» **What is needed**:
Copy all the material that follows, keeping every character the same.

» **Data in this exercise**:
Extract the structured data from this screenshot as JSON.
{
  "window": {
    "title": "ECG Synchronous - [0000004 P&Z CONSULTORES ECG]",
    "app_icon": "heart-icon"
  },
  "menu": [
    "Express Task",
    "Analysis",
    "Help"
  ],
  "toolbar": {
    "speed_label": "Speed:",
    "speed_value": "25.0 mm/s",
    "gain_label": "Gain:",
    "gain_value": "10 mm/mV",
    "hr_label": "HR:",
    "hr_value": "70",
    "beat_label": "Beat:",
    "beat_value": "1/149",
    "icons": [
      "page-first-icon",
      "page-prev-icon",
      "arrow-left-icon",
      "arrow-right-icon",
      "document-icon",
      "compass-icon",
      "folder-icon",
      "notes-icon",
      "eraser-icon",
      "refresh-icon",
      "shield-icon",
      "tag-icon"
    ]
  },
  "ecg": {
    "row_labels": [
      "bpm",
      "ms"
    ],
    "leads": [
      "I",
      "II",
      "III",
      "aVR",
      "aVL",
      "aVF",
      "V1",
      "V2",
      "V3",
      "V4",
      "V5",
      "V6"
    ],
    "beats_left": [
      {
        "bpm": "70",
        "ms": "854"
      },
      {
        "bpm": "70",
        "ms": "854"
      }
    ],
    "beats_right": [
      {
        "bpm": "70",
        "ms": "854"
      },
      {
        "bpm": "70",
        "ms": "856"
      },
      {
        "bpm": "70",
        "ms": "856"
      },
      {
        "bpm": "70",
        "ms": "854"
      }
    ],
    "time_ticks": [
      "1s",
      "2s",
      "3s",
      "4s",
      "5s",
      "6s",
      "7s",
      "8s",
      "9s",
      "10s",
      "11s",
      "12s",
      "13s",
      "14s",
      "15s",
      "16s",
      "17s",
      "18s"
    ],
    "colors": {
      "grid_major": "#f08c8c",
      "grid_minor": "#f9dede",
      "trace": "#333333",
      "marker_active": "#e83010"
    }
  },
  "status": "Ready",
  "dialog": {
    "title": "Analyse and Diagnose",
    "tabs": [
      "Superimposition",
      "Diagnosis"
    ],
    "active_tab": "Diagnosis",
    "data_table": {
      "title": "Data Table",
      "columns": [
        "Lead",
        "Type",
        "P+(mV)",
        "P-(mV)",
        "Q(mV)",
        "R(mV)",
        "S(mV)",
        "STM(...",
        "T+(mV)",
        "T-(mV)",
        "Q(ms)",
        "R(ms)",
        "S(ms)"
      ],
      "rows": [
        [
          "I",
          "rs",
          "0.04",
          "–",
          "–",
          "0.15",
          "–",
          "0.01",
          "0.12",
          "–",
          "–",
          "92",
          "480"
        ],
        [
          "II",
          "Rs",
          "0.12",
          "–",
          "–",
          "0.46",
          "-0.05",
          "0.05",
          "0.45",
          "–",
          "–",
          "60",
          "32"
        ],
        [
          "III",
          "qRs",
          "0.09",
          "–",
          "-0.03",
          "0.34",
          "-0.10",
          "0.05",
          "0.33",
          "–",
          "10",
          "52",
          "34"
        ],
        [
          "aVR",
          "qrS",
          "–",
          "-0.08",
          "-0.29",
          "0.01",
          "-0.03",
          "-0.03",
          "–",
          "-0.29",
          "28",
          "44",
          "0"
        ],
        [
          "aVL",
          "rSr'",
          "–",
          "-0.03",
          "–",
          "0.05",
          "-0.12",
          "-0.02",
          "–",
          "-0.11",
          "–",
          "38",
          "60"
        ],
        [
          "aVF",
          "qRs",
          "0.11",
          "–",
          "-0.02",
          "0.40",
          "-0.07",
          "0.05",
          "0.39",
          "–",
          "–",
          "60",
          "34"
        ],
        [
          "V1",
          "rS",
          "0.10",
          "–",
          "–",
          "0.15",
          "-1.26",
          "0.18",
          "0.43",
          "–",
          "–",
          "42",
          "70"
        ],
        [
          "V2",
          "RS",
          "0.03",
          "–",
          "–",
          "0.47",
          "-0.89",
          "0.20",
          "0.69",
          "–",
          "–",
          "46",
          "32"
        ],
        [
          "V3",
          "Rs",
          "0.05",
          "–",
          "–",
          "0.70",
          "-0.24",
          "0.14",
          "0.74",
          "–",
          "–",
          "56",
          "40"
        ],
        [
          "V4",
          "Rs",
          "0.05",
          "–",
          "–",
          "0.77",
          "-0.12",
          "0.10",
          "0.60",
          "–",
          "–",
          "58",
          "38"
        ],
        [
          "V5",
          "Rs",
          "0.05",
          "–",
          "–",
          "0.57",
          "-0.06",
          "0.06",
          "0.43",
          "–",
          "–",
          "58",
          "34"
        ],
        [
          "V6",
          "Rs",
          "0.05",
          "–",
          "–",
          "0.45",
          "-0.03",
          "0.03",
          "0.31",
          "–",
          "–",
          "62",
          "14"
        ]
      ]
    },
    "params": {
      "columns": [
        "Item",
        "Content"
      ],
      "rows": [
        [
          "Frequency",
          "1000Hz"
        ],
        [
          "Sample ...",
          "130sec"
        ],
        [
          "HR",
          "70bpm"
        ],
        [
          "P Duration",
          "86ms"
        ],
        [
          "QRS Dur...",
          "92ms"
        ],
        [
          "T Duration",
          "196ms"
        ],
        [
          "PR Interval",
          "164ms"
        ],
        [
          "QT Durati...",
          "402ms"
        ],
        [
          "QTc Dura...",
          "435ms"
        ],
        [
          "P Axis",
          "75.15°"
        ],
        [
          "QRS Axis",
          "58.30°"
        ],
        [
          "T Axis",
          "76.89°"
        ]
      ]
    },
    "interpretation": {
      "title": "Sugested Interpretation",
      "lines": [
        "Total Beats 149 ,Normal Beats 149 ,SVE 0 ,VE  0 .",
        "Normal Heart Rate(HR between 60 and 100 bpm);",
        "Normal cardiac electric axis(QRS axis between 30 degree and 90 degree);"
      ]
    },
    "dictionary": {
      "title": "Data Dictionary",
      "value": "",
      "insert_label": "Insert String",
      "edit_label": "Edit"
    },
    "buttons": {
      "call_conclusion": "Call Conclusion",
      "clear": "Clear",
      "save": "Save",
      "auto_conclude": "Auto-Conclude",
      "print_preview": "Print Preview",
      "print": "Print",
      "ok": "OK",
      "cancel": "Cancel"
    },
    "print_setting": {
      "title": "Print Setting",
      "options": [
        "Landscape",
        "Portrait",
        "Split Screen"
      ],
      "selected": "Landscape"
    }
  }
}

» **Expected answer**:
Extract the structured data from this screenshot as JSON.
{
  "window": {
    "title": "ECG Synchronous - [0000004 P&Z CONSULTORES ECG]",
    "app_icon": "heart-icon"
  },
  "menu": [
    "Express Task",
    "Analysis",
    "Help"
  ],
  "toolbar": {
    "speed_label": "Speed:",
    "speed_value": "25.0 mm/s",
    "gain_label": "Gain:",
    "gain_value": "10 mm/mV",
    "hr_label": "HR:",
    "hr_value": "70",
    "beat_label": "Beat:",
    "beat_value": "1/149",
    "icons": [
      "page-first-icon",
      "page-prev-icon",
      "arrow-left-icon",
      "arrow-right-icon",
      "document-icon",
      "compass-icon",
      "folder-icon",
      "notes-icon",
      "eraser-icon",
      "refresh-icon",
      "shield-icon",
      "tag-icon"
    ]
  },
  "ecg": {
    "row_labels": [
      "bpm",
      "ms"
    ],
    "leads": [
      "I",
      "II",
      "III",
      "aVR",
      "aVL",
      "aVF",
      "V1",
      "V2",
      "V3",
      "V4",
      "V5",
      "V6"
    ],
    "beats_left": [
      {
        "bpm": "70",
        "ms": "854"
      },
      {
        "bpm": "70",
        "ms": "854"
      }
    ],
    "beats_right": [
      {
        "bpm": "70",
        "ms": "854"
      },
      {
        "bpm": "70",
        "ms": "856"
      },
      {
        "bpm": "70",
        "ms": "856"
      },
      {
        "bpm": "70",
        "ms": "854"
      }
    ],
    "time_ticks": [
      "1s",
      "2s",
      "3s",
      "4s",
      "5s",
      "6s",
      "7s",
      "8s",
      "9s",
      "10s",
      "11s",
      "12s",
      "13s",
      "14s",
      "15s",
      "16s",
      "17s",
      "18s"
    ],
    "colors": {
      "grid_major": "#f08c8c",
      "grid_minor": "#f9dede",
      "trace": "#333333",
      "marker_active": "#e83010"
    }
  },
  "status": "Ready",
  "dialog": {
    "title": "Analyse and Diagnose",
    "tabs": [
      "Superimposition",
      "Diagnosis"
    ],
    "active_tab": "Diagnosis",
    "data_table": {
      "title": "Data Table",
      "columns": [
        "Lead",
        "Type",
        "P+(mV)",
        "P-(mV)",
        "Q(mV)",
        "R(mV)",
        "S(mV)",
        "STM(...",
        "T+(mV)",
        "T-(mV)",
        "Q(ms)",
        "R(ms)",
        "S(ms)"
      ],
      "rows": [
        [
          "I",
          "rs",
          "0.04",
          "–",
          "–",
          "0.15",
          "–",
          "0.01",
          "0.12",
          "–",
          "–",
          "92",
          "480"
        ],
        [
          "II",
          "Rs",
          "0.12",
          "–",
          "–",
          "0.46",
          "-0.05",
          "0.05",
          "0.45",
          "–",
          "–",
          "60",
          "32"
        ],
        [
          "III",
          "qRs",
          "0.09",
          "–",
          "-0.03",
          "0.34",
          "-0.10",
          "0.05",
          "0.33",
          "–",
          "10",
          "52",
          "34"
        ],
        [
          "aVR",
          "qrS",
          "–",
          "-0.08",
          "-0.29",
          "0.01",
          "-0.03",
          "-0.03",
          "–",
          "-0.29",
          "28",
          "44",
          "0"
        ],
        [
          "aVL",
          "rSr'",
          "–",
          "-0.03",
          "–",
          "0.05",
          "-0.12",
          "-0.02",
          "–",
          "-0.11",
          "–",
          "38",
          "60"
        ],
        [
          "aVF",
          "qRs",
          "0.11",
          "–",
          "-0.02",
          "0.40",
          "-0.07",
          "0.05",
          "0.39",
          "–",
          "–",
          "60",
          "34"
        ],
        [
          "V1",
          "rS",
          "0.10",
          "–",
          "–",
          "0.15",
          "-1.26",
          "0.18",
          "0.43",
          "–",
          "–",
          "42",
          "70"
        ],
        [
          "V2",
          "RS",
          "0.03",
          "–",
          "–",
          "0.47",
          "-0.89",
          "0.20",
          "0.69",
          "–",
          "–",
          "46",
          "32"
        ],
        [
          "V3",
          "Rs",
          "0.05",
          "–",
          "–",
          "0.70",
          "-0.24",
          "0.14",
          "0.74",
          "–",
          "–",
          "56",
          "40"
        ],
        [
          "V4",
          "Rs",
          "0.05",
          "–",
          "–",
          "0.77",
          "-0.12",
          "0.10",
          "0.60",
          "–",
          "–",
          "58",
          "38"
        ],
        [
          "V5",
          "Rs",
          "0.05",
          "–",
          "–",
          "0.57",
          "-0.06",
          "0.06",
          "0.43",
          "–",
          "–",
          "58",
          "34"
        ],
        [
          "V6",
          "Rs",
          "0.05",
          "–",
          "–",
          "0.45",
          "-0.03",
          "0.03",
          "0.31",
          "–",
          "–",
          "62",
          "14"
        ]
      ]
    },
    "params": {
      "columns": [
        "Item",
        "Content"
      ],
      "rows": [
        [
          "Frequency",
          "1000Hz"
        ],
        [
          "Sample ...",
          "130sec"
        ],
        [
          "HR",
          "70bpm"
        ],
        [
          "P Duration",
          "86ms"
        ],
        [
          "QRS Dur...",
          "92ms"
        ],
        [
          "T Duration",
          "196ms"
        ],
        [
          "PR Interval",
          "164ms"
        ],
        [
          "QT Durati...",
          "402ms"
        ],
        [
          "QTc Dura...",
          "435ms"
        ],
        [
          "P Axis",
          "75.15°"
        ],
        [
          "QRS Axis",
          "58.30°"
        ],
        [
          "T Axis",
          "76.89°"
        ]
      ]
    },
    "interpretation": {
      "title": "Sugested Interpretation",
      "lines": [
        "Total Beats 149 ,Normal Beats 149 ,SVE 0 ,VE  0 .",
        "Normal Heart Rate(HR between 60 and 100 bpm);",
        "Normal cardiac electric axis(QRS axis between 30 degree and 90 degree);"
      ]
    },
    "dictionary": {
      "title": "Data Dictionary",
      "value": "",
      "insert_label": "Insert String",
      "edit_label": "Edit"
    },
    "buttons": {
      "call_conclusion": "Call Conclusion",
      "clear": "Clear",
      "save": "Save",
      "auto_conclude": "Auto-Conclude",
      "print_preview": "Print Preview",
      "print": "Print",
      "ok": "OK",
      "cancel": "Cancel"
    },
    "print_setting": {
      "title": "Print Setting",
      "options": [
        "Landscape",
        "Portrait",
        "Split Screen"
      ],
      "selected": "Landscape"
    }
  }
}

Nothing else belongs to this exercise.